### EXERCISE
Using the listing below, give the number of lines where "Tercile" appears, and nothing else.

(Dataset records)
## BEGIN
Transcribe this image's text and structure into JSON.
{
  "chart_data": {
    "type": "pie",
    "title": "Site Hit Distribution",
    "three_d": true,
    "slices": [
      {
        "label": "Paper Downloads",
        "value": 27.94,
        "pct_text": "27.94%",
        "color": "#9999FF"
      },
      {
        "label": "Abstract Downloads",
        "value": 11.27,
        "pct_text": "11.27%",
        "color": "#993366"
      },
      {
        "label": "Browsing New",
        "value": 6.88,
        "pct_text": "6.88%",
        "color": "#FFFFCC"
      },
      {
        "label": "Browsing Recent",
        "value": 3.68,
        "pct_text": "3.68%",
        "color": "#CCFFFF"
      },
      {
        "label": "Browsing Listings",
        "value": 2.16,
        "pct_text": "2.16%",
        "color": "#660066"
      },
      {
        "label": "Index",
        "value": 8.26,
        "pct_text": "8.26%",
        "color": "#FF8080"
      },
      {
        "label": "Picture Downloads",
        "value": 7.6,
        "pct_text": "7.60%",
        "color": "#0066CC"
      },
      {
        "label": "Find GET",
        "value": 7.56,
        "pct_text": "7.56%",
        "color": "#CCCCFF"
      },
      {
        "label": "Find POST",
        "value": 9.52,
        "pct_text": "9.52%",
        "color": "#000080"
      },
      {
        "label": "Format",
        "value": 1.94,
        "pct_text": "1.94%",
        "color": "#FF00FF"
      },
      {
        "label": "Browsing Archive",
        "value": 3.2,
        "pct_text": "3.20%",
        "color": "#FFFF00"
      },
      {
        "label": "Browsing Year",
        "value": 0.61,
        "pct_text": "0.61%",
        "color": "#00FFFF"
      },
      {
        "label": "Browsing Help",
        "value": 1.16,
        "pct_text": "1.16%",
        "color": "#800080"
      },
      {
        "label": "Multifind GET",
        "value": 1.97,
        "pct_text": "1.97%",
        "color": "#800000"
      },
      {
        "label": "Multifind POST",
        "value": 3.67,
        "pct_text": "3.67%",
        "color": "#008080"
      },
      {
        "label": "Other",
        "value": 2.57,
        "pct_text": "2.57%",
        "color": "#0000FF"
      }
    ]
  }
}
## END
## BEGIN
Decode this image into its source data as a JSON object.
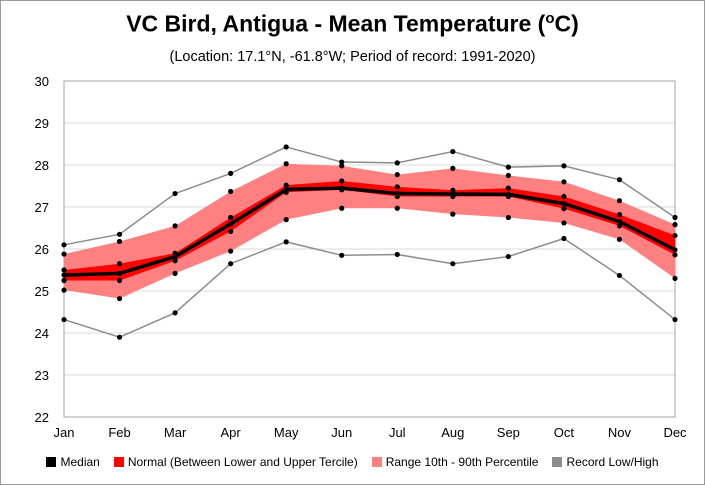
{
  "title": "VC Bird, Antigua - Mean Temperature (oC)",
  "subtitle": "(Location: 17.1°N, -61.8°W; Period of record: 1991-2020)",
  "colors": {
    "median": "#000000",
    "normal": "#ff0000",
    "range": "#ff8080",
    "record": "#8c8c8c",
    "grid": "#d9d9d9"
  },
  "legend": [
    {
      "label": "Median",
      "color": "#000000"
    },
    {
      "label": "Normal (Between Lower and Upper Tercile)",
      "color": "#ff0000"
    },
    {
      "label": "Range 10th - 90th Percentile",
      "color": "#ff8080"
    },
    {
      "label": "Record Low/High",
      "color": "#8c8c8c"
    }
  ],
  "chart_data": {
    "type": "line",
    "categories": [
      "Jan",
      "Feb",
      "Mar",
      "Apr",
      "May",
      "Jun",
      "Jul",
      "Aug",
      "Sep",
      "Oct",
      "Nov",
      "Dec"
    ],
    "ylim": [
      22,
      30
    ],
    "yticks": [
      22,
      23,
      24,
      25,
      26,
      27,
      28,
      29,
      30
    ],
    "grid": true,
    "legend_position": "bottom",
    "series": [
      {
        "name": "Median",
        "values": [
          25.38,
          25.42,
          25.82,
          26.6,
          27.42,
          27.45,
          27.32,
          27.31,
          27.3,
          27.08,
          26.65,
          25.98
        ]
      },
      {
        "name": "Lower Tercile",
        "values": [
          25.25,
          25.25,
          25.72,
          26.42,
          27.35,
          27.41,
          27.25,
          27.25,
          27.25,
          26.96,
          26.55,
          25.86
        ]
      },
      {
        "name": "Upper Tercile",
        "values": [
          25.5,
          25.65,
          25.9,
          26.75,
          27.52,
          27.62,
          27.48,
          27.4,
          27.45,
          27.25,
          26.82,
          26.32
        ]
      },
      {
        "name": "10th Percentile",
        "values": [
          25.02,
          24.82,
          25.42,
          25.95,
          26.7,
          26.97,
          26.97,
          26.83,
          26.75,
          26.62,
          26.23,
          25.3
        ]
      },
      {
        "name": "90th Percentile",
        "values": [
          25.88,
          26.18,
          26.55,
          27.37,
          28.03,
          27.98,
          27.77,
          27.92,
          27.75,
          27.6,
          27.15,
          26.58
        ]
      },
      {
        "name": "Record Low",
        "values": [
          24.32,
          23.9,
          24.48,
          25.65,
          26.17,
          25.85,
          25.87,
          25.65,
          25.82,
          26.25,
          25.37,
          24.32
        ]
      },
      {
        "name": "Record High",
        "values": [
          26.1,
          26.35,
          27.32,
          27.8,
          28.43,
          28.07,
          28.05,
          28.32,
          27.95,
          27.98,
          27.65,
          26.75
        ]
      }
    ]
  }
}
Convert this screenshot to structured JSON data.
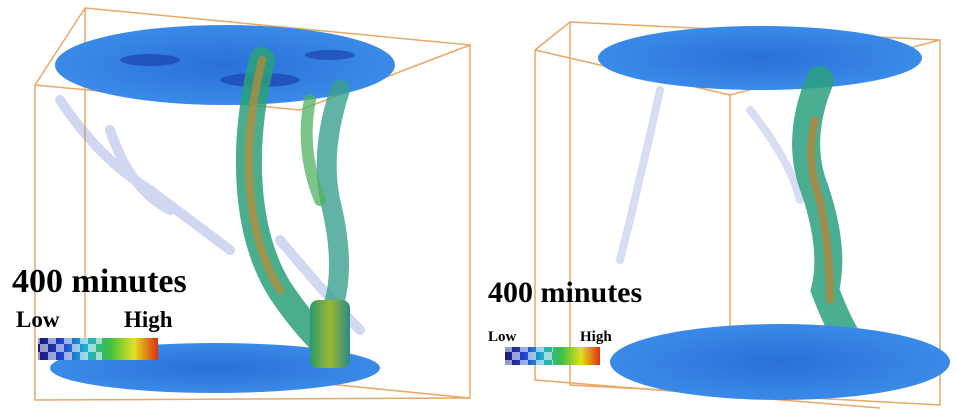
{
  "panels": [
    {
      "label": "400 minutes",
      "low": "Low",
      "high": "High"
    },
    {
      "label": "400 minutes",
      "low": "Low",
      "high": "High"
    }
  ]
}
## END
## BEGIN
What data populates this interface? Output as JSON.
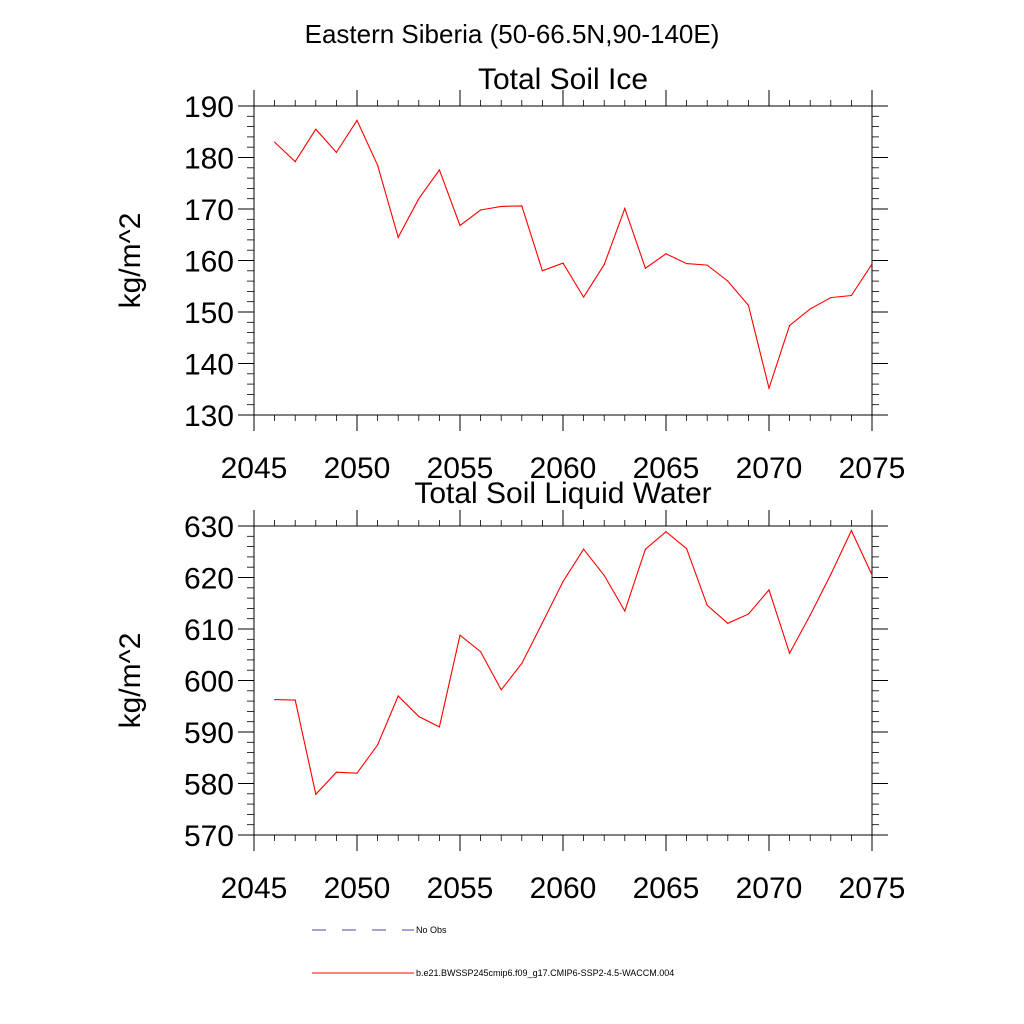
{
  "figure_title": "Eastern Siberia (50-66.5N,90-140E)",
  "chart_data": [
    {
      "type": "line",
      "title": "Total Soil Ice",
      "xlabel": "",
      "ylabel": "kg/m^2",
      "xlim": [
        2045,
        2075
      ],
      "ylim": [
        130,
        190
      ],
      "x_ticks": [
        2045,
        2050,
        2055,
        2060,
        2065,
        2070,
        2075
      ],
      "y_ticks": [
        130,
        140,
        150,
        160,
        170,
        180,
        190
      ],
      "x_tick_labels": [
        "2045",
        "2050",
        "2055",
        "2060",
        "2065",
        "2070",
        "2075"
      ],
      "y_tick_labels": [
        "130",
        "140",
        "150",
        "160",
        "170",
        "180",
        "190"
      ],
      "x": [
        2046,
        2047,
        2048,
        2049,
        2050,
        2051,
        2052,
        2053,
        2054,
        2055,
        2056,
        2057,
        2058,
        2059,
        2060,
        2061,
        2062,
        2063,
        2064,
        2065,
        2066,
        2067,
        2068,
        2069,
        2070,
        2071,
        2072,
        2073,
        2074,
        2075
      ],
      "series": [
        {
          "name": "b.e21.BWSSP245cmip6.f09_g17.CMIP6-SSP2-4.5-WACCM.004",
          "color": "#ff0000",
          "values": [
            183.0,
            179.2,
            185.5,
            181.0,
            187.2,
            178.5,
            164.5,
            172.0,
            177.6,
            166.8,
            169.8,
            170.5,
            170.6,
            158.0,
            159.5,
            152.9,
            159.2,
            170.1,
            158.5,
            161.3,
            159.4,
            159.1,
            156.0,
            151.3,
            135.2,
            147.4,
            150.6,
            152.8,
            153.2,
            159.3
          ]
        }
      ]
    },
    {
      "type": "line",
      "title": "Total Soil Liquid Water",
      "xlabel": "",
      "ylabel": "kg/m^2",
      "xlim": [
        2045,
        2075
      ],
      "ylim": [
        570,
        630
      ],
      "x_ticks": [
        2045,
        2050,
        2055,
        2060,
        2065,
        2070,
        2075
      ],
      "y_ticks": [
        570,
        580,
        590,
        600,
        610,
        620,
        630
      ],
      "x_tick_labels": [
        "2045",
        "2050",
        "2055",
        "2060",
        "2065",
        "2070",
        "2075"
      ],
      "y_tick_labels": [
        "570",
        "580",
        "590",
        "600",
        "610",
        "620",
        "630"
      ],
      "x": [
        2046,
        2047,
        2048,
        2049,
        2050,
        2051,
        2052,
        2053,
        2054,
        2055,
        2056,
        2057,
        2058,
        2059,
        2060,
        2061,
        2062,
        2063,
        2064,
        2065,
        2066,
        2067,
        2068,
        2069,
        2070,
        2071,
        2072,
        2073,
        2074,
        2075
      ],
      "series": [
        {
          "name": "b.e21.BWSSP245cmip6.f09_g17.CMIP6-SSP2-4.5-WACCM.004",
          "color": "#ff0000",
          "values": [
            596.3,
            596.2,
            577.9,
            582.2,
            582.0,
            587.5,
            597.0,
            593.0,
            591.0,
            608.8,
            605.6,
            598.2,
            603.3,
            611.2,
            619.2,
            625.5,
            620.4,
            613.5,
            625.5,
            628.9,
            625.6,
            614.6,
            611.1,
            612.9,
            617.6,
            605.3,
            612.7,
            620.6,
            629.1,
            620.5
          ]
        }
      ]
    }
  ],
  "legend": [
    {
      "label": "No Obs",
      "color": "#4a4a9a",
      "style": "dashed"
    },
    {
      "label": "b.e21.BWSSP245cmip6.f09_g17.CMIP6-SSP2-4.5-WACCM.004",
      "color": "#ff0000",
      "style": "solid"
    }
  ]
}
## END
### ANSWER IN FULL
3